__Information supplied__.

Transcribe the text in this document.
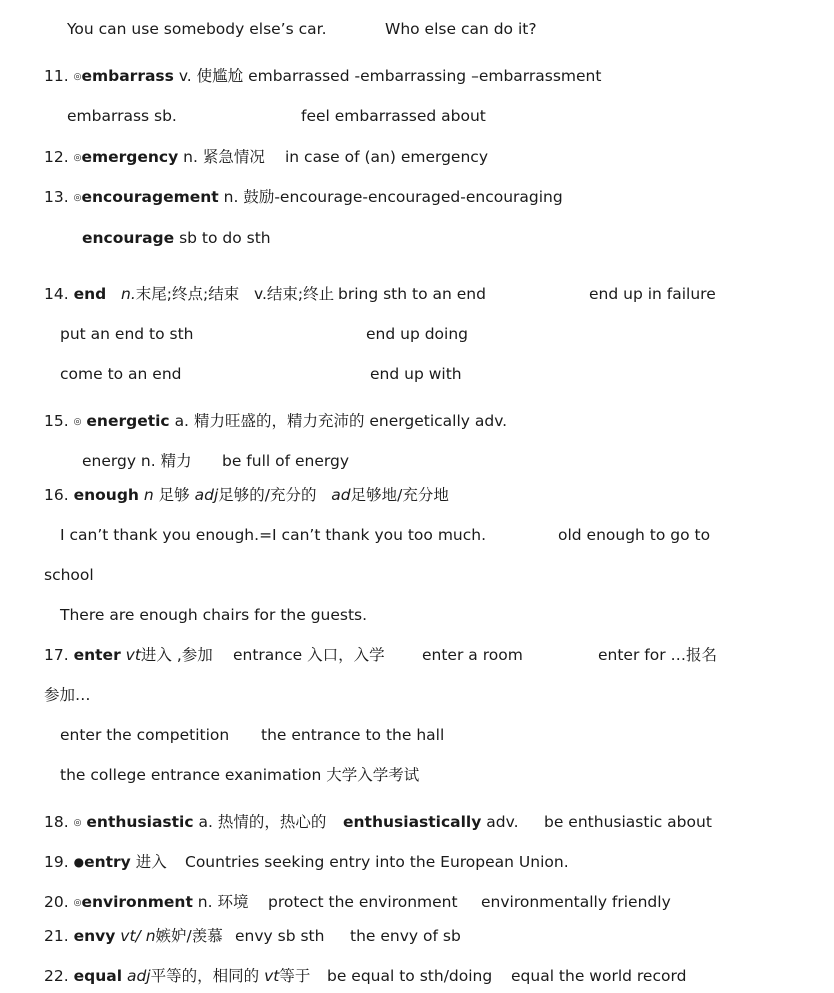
You can use somebody else’s car.	Who else can do it?
11. ◎embarrass v. 使尴尬 embarrassed -embarrassing –embarrassment
embarrass sb.	feel embarrassed about
12. ◎emergency n. 紧急情况 in case of (an) emergency
13. ◎encouragement n. 鼓励-encourage-encouraged-encouraging
encourage sb to do sth
14. end n.末尾;终点;结束 v.结束;终止 bring sth to an end	end up in failure
put an end to sth	end up doing
come to an end	end up with
15. ◎ energetic a. 精力旺盛的，精力充沛的 energetically adv.
energy n. 精力 be full of energy
16. enough n 足够 adj足够的/充分的 ad足够地/充分地
I can’t thank you enough.=I can’t thank you too much.	old enough to go to
school
There are enough chairs for the guests.
17. enter vt进入 ,参加 entrance 入口，入学 enter a room	enter for …报名
参加…
enter the competition the entrance to the hall
the college entrance exanimation 大学入学考试
18. ◎ enthusiastic a. 热情的，热心的 enthusiastically adv. be enthusiastic about
19. ●entry 进入 Countries seeking entry into the European Union.
20. ◎environment n. 环境 protect the environment environmentally friendly
21. envy vt/ n嫉妒/羡慕 envy sb sth the envy of sb
22. equal adj平等的，相同的 vt等于 be equal to sth/doing equal the world record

__What needs to be done__.
A faithful copy of the records above is needed, with the pictures left out.

__Correct answer__.
Transcribe the text in this document.
You can use somebody else’s car.	Who else can do it?
11. ◎embarrass v. 使尴尬 embarrassed -embarrassing –embarrassment
embarrass sb.	feel embarrassed about
12. ◎emergency n. 紧急情况 in case of (an) emergency
13. ◎encouragement n. 鼓励-encourage-encouraged-encouraging
encourage sb to do sth
14. end n.末尾;终点;结束 v.结束;终止 bring sth to an end	end up in failure
put an end to sth	end up doing
come to an end	end up with
15. ◎ energetic a. 精力旺盛的，精力充沛的 energetically adv.
energy n. 精力 be full of energy
16. enough n 足够 adj足够的/充分的 ad足够地/充分地
I can’t thank you enough.=I can’t thank you too much.	old enough to go to
school
There are enough chairs for the guests.
17. enter vt进入 ,参加 entrance 入口，入学 enter a room	enter for …报名
参加…
enter the competition the entrance to the hall
the college entrance exanimation 大学入学考试
18. ◎ enthusiastic a. 热情的，热心的 enthusiastically adv. be enthusiastic about
19. ●entry 进入 Countries seeking entry into the European Union.
20. ◎environment n. 环境 protect the environment environmentally friendly
21. envy vt/ n嫉妒/羡慕 envy sb sth the envy of sb
22. equal adj平等的，相同的 vt等于 be equal to sth/doing equal the world record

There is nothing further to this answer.